■ Working data ■
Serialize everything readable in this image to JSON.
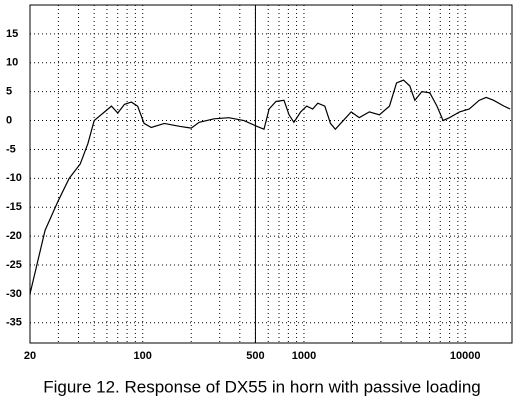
{
  "chart_data": {
    "type": "line",
    "caption": "Figure 12.  Response of DX55 in horn with passive loading",
    "xscale": "log",
    "xlim": [
      20,
      19500
    ],
    "ylim": [
      -38.5,
      20
    ],
    "xticks": [
      20,
      100,
      500,
      1000,
      10000
    ],
    "yticks": [
      15,
      10,
      5,
      0,
      -5,
      -10,
      -15,
      -20,
      -25,
      -30,
      -35
    ],
    "xgrid": [
      30,
      40,
      50,
      60,
      70,
      80,
      90,
      200,
      300,
      400,
      600,
      700,
      800,
      900,
      2000,
      3000,
      4000,
      5000,
      6000,
      7000,
      8000,
      9000
    ],
    "reference_line_x": 500,
    "grid": true,
    "series": [
      {
        "name": "DX55 response",
        "color": "#000000",
        "x": [
          20,
          24.8,
          29.8,
          35,
          41,
          45.7,
          50,
          58,
          64,
          70,
          77,
          85,
          93,
          102,
          113,
          136,
          169,
          200,
          224,
          277,
          342,
          424,
          510,
          565,
          608,
          670,
          752,
          808,
          866,
          954,
          1040,
          1132,
          1218,
          1346,
          1460,
          1565,
          1753,
          1962,
          2202,
          2544,
          2937,
          3390,
          3750,
          4140,
          4530,
          4870,
          5380,
          6030,
          6680,
          7290,
          7980,
          9230,
          10600,
          12200,
          13500,
          15000,
          17400,
          19000
        ],
        "values": [
          -30,
          -19,
          -14,
          -10,
          -7.5,
          -4,
          0,
          1.5,
          2.5,
          1.3,
          2.8,
          3.2,
          2.5,
          -0.5,
          -1.2,
          -0.5,
          -1,
          -1.3,
          -0.3,
          0.3,
          0.5,
          0,
          -1,
          -1.5,
          2,
          3.3,
          3.5,
          1,
          -0.3,
          1.5,
          2.5,
          2,
          3,
          2.5,
          -0.5,
          -1.5,
          0,
          1.5,
          0.5,
          1.5,
          1,
          2.5,
          6.5,
          7,
          6,
          3.5,
          5,
          4.8,
          2.5,
          0,
          0.5,
          1.5,
          2,
          3.5,
          4,
          3.5,
          2.5,
          2
        ]
      }
    ]
  }
}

■ Instructions for the task ■
Give back the whole listing as it stands, minus its pictures.

■ Response to this exercise ■
Serialize everything readable in this image to JSON.
{
  "chart_data": {
    "type": "line",
    "caption": "Figure 12.  Response of DX55 in horn with passive loading",
    "xscale": "log",
    "xlim": [
      20,
      19500
    ],
    "ylim": [
      -38.5,
      20
    ],
    "xticks": [
      20,
      100,
      500,
      1000,
      10000
    ],
    "yticks": [
      15,
      10,
      5,
      0,
      -5,
      -10,
      -15,
      -20,
      -25,
      -30,
      -35
    ],
    "xgrid": [
      30,
      40,
      50,
      60,
      70,
      80,
      90,
      200,
      300,
      400,
      600,
      700,
      800,
      900,
      2000,
      3000,
      4000,
      5000,
      6000,
      7000,
      8000,
      9000
    ],
    "reference_line_x": 500,
    "grid": true,
    "series": [
      {
        "name": "DX55 response",
        "color": "#000000",
        "x": [
          20,
          24.8,
          29.8,
          35,
          41,
          45.7,
          50,
          58,
          64,
          70,
          77,
          85,
          93,
          102,
          113,
          136,
          169,
          200,
          224,
          277,
          342,
          424,
          510,
          565,
          608,
          670,
          752,
          808,
          866,
          954,
          1040,
          1132,
          1218,
          1346,
          1460,
          1565,
          1753,
          1962,
          2202,
          2544,
          2937,
          3390,
          3750,
          4140,
          4530,
          4870,
          5380,
          6030,
          6680,
          7290,
          7980,
          9230,
          10600,
          12200,
          13500,
          15000,
          17400,
          19000
        ],
        "values": [
          -30,
          -19,
          -14,
          -10,
          -7.5,
          -4,
          0,
          1.5,
          2.5,
          1.3,
          2.8,
          3.2,
          2.5,
          -0.5,
          -1.2,
          -0.5,
          -1,
          -1.3,
          -0.3,
          0.3,
          0.5,
          0,
          -1,
          -1.5,
          2,
          3.3,
          3.5,
          1,
          -0.3,
          1.5,
          2.5,
          2,
          3,
          2.5,
          -0.5,
          -1.5,
          0,
          1.5,
          0.5,
          1.5,
          1,
          2.5,
          6.5,
          7,
          6,
          3.5,
          5,
          4.8,
          2.5,
          0,
          0.5,
          1.5,
          2,
          3.5,
          4,
          3.5,
          2.5,
          2
        ]
      }
    ]
  }
}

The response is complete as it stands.